[START]
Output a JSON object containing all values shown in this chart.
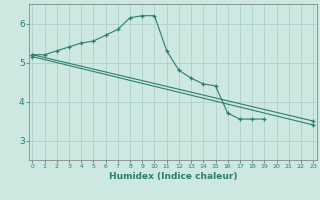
{
  "xlabel": "Humidex (Indice chaleur)",
  "x": [
    0,
    1,
    2,
    3,
    4,
    5,
    6,
    7,
    8,
    9,
    10,
    11,
    12,
    13,
    14,
    15,
    16,
    17,
    18,
    19,
    20,
    21,
    22,
    23
  ],
  "line1": [
    5.2,
    5.2,
    5.3,
    5.4,
    5.5,
    5.55,
    5.7,
    5.85,
    6.15,
    6.2,
    6.2,
    5.3,
    4.8,
    4.6,
    4.45,
    4.4,
    3.7,
    3.55,
    3.55,
    3.55,
    null,
    null,
    null,
    null
  ],
  "line2_x": [
    0,
    23
  ],
  "line2_y": [
    5.2,
    3.5
  ],
  "line3_x": [
    0,
    23
  ],
  "line3_y": [
    5.15,
    3.4
  ],
  "color": "#2d7d6e",
  "bg_color": "#cce8e0",
  "grid_color": "#aacccc",
  "ylim": [
    2.5,
    6.5
  ],
  "xlim": [
    -0.3,
    23.3
  ],
  "yticks": [
    3,
    4,
    5,
    6
  ],
  "xtick_labels": [
    "0",
    "1",
    "2",
    "3",
    "4",
    "5",
    "6",
    "7",
    "8",
    "9",
    "10",
    "11",
    "12",
    "13",
    "14",
    "15",
    "16",
    "17",
    "18",
    "19",
    "20",
    "21",
    "22",
    "23"
  ]
}
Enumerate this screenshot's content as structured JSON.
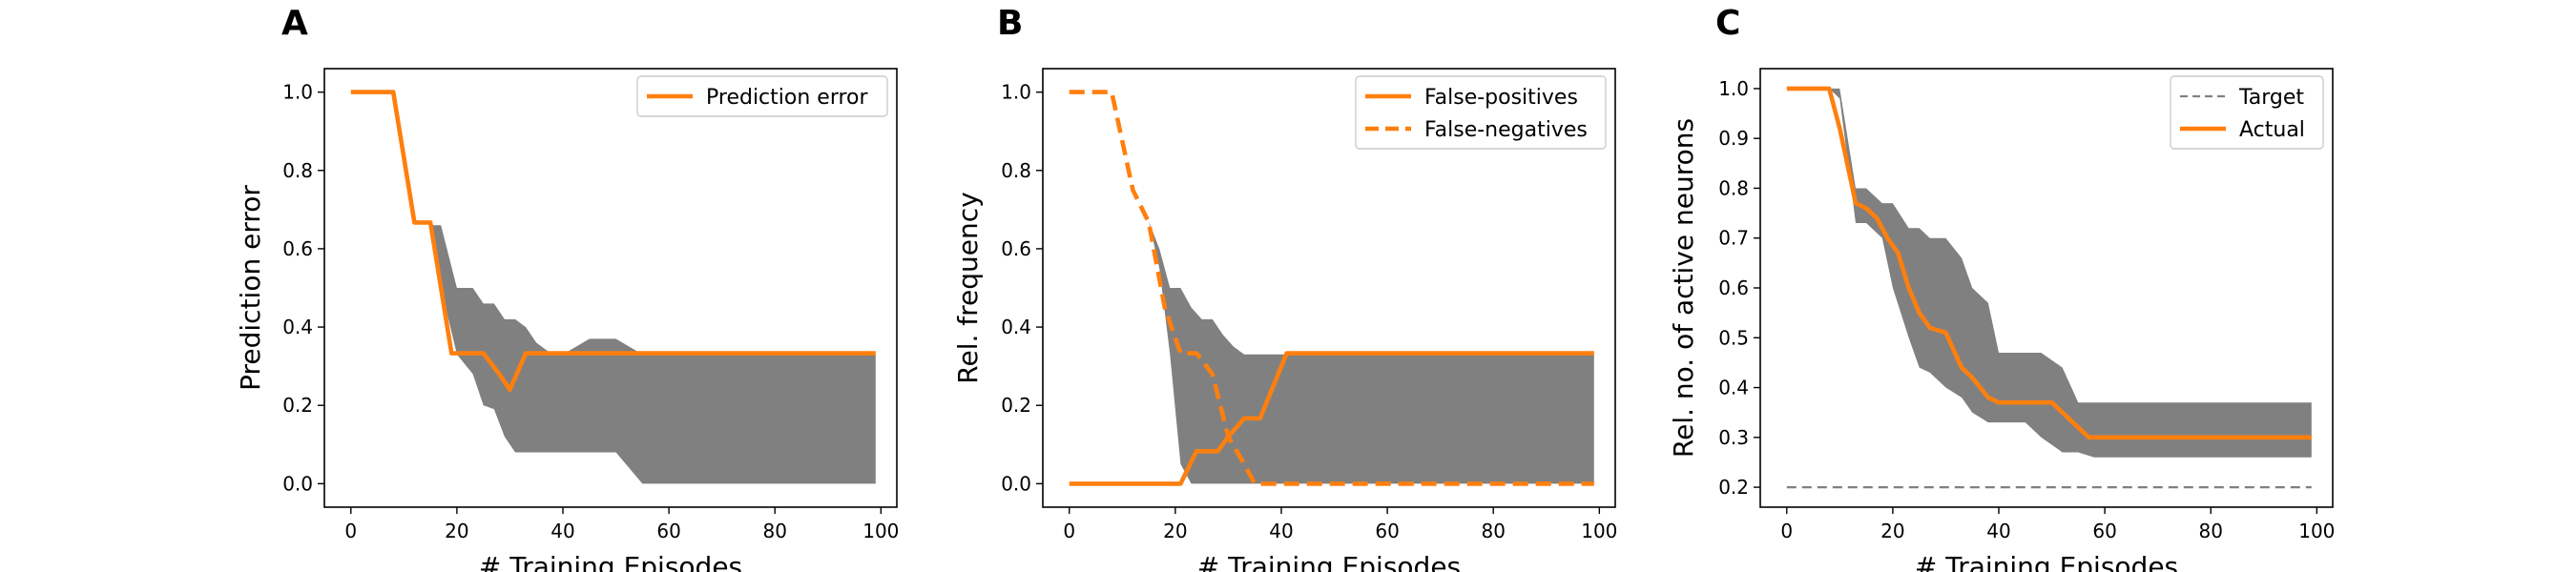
{
  "chart_data": [
    {
      "panel_label": "A",
      "type": "line",
      "xlabel": "# Training Episodes",
      "ylabel": "Prediction error",
      "xlim": [
        -5,
        103
      ],
      "ylim": [
        -0.06,
        1.06
      ],
      "xticks": [
        0,
        20,
        40,
        60,
        80,
        100
      ],
      "xtick_labels": [
        "0",
        "20",
        "40",
        "60",
        "80",
        "100"
      ],
      "yticks": [
        0.0,
        0.2,
        0.4,
        0.6,
        0.8,
        1.0
      ],
      "ytick_labels": [
        "0.0",
        "0.2",
        "0.4",
        "0.6",
        "0.8",
        "1.0"
      ],
      "grid": false,
      "legend_position": "top-right",
      "band": {
        "color": "#808080",
        "x": [
          0,
          8,
          12,
          15,
          17,
          20,
          23,
          25,
          27,
          29,
          31,
          33,
          35,
          38,
          40,
          45,
          50,
          55,
          56,
          99
        ],
        "upper": [
          1.0,
          1.0,
          0.66,
          0.66,
          0.66,
          0.5,
          0.5,
          0.46,
          0.46,
          0.42,
          0.42,
          0.4,
          0.36,
          0.33,
          0.33,
          0.37,
          0.37,
          0.33,
          0.33,
          0.33
        ],
        "lower": [
          1.0,
          1.0,
          0.66,
          0.66,
          0.5,
          0.33,
          0.28,
          0.2,
          0.19,
          0.12,
          0.08,
          0.08,
          0.08,
          0.08,
          0.08,
          0.08,
          0.08,
          0.0,
          0.0,
          0.0
        ]
      },
      "series": [
        {
          "name": "Prediction error",
          "color": "#ff7f0e",
          "dash": "solid",
          "x": [
            0,
            8,
            12,
            15,
            19,
            25,
            28,
            30,
            33,
            99
          ],
          "y": [
            1.0,
            1.0,
            0.667,
            0.667,
            0.333,
            0.333,
            0.28,
            0.24,
            0.333,
            0.333
          ]
        }
      ]
    },
    {
      "panel_label": "B",
      "type": "line",
      "xlabel": "# Training Episodes",
      "ylabel": "Rel. frequency",
      "xlim": [
        -5,
        103
      ],
      "ylim": [
        -0.06,
        1.06
      ],
      "xticks": [
        0,
        20,
        40,
        60,
        80,
        100
      ],
      "xtick_labels": [
        "0",
        "20",
        "40",
        "60",
        "80",
        "100"
      ],
      "yticks": [
        0.0,
        0.2,
        0.4,
        0.6,
        0.8,
        1.0
      ],
      "ytick_labels": [
        "0.0",
        "0.2",
        "0.4",
        "0.6",
        "0.8",
        "1.0"
      ],
      "grid": false,
      "legend_position": "top-right",
      "band": {
        "color": "#808080",
        "x": [
          15,
          17,
          19,
          21,
          23,
          25,
          27,
          29,
          31,
          33,
          35,
          37,
          99
        ],
        "upper": [
          0.67,
          0.6,
          0.5,
          0.5,
          0.45,
          0.42,
          0.42,
          0.38,
          0.35,
          0.33,
          0.33,
          0.33,
          0.33
        ],
        "lower": [
          0.67,
          0.55,
          0.33,
          0.05,
          0.0,
          0.0,
          0.0,
          0.0,
          0.0,
          0.0,
          0.0,
          0.0,
          0.0
        ]
      },
      "series": [
        {
          "name": "False-positives",
          "color": "#ff7f0e",
          "dash": "solid",
          "x": [
            0,
            21,
            24,
            28,
            30,
            33,
            36,
            41,
            99
          ],
          "y": [
            0.0,
            0.0,
            0.083,
            0.083,
            0.12,
            0.167,
            0.167,
            0.333,
            0.333
          ]
        },
        {
          "name": "False-negatives",
          "color": "#ff7f0e",
          "dash": "dashed",
          "x": [
            0,
            8,
            12,
            15,
            18,
            21,
            24,
            27,
            30,
            33,
            35,
            99
          ],
          "y": [
            1.0,
            1.0,
            0.75,
            0.667,
            0.45,
            0.333,
            0.333,
            0.28,
            0.12,
            0.05,
            0.0,
            0.0
          ]
        }
      ]
    },
    {
      "panel_label": "C",
      "type": "line",
      "xlabel": "# Training Episodes",
      "ylabel": "Rel. no. of active neurons",
      "xlim": [
        -5,
        103
      ],
      "ylim": [
        0.16,
        1.04
      ],
      "xticks": [
        0,
        20,
        40,
        60,
        80,
        100
      ],
      "xtick_labels": [
        "0",
        "20",
        "40",
        "60",
        "80",
        "100"
      ],
      "yticks": [
        0.2,
        0.3,
        0.4,
        0.5,
        0.6,
        0.7,
        0.8,
        0.9,
        1.0
      ],
      "ytick_labels": [
        "0.2",
        "0.3",
        "0.4",
        "0.5",
        "0.6",
        "0.7",
        "0.8",
        "0.9",
        "1.0"
      ],
      "grid": false,
      "legend_position": "top-right",
      "band": {
        "color": "#808080",
        "x": [
          0,
          8,
          10,
          13,
          15,
          18,
          20,
          23,
          25,
          27,
          30,
          33,
          35,
          38,
          40,
          45,
          48,
          52,
          55,
          58,
          62,
          70,
          99
        ],
        "upper": [
          1.0,
          1.0,
          1.0,
          0.8,
          0.8,
          0.77,
          0.77,
          0.72,
          0.72,
          0.7,
          0.7,
          0.66,
          0.6,
          0.57,
          0.47,
          0.47,
          0.47,
          0.44,
          0.37,
          0.37,
          0.37,
          0.37,
          0.37
        ],
        "lower": [
          1.0,
          1.0,
          0.98,
          0.73,
          0.73,
          0.7,
          0.6,
          0.5,
          0.44,
          0.43,
          0.4,
          0.38,
          0.35,
          0.33,
          0.33,
          0.33,
          0.3,
          0.27,
          0.27,
          0.26,
          0.26,
          0.26,
          0.26
        ]
      },
      "series": [
        {
          "name": "Target",
          "color": "#808080",
          "dash": "dashed",
          "x": [
            0,
            99
          ],
          "y": [
            0.2,
            0.2
          ]
        },
        {
          "name": "Actual",
          "color": "#ff7f0e",
          "dash": "solid",
          "x": [
            0,
            8,
            10,
            13,
            15,
            17,
            19,
            21,
            23,
            25,
            27,
            30,
            33,
            35,
            38,
            40,
            45,
            50,
            52,
            55,
            57,
            99
          ],
          "y": [
            1.0,
            1.0,
            0.92,
            0.77,
            0.76,
            0.74,
            0.7,
            0.67,
            0.6,
            0.55,
            0.52,
            0.51,
            0.44,
            0.42,
            0.38,
            0.37,
            0.37,
            0.37,
            0.35,
            0.32,
            0.3,
            0.3
          ]
        }
      ]
    }
  ]
}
[END]
* _Task to carry out_
Pick out each line containing the string "Prediction" and copy it.

* _Written solution_
      "ylabel": "Prediction error",
          "name": "Prediction error",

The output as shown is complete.